> _Text_:
=== Begin Enclosure ===

This study was designed to identify CNA associated with prognosis after CRS and HIPEC when dividing the studied population into short- and long-term survivors, gains of chromosome 1p and 15q were associated with poor prognosis. To avoid conclusions based on dichotomized survival-groups, the genome was divided into 10-Mbp segments and assessed with log-rank test. After multiple testing correction by permutation testing and using empirical p values, gains of 1p and 15q were still associated with poor prognosis and so was gain of chromosome 18p. However, gain of 18p was always combined with gain of chromosome 1p, and interpreted as secondary to alterations of 1p. In addition, gains of 1p and 15q also were combined in the majority of cases, which was independently associated with poor prognosis when analyzed together with well-established prognostic factors, such as PCI and CCS.

=== End Enclosure ===

> _Excerpted records_:
=== Begin Enclosure ===

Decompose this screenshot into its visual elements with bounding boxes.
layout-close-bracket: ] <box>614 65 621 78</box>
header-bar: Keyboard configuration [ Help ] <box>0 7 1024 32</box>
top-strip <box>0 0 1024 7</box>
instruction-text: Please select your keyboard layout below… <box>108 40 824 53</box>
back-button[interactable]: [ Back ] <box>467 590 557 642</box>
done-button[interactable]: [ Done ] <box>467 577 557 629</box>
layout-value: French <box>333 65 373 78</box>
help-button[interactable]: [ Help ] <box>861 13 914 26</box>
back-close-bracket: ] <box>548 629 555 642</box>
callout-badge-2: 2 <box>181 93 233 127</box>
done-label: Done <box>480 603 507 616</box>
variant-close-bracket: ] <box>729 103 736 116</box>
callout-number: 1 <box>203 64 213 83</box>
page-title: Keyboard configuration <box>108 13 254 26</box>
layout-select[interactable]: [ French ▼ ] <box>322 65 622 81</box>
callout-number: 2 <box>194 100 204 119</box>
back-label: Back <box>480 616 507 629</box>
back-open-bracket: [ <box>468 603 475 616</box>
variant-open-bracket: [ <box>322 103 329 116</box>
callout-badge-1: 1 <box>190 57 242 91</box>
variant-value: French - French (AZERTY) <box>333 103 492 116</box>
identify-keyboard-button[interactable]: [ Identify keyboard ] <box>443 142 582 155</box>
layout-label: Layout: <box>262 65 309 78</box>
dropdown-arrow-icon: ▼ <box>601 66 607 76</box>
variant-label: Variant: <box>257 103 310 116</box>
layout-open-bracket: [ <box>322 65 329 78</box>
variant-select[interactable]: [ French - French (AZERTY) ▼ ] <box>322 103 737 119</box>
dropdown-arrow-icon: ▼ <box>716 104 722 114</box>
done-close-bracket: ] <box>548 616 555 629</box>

=== End Enclosure ===

> _Parts of the exercise_:
1. Translate this sentence from the passage on chromosomal gains into French: "However, gain of 18p was always combined with gain of chromosome 1p, and interpreted as secondary to alterations of 1p."
2. According to the passage on chromosomal gains, why was the genome divided into 10-Mbp segments and assessed with a log-rank test?
The rows are not required for any of these tasks.

> _Per-task outputs_:
1. Cependant, le gain de 18p était toujours associé à un gain du chromosome 1p et a été interprété comme secondaire aux altérations de 1p.

2. This was done to avoid conclusions based on dichotomized survival groups, meaning the division of the studied population into short- and long-term survivors.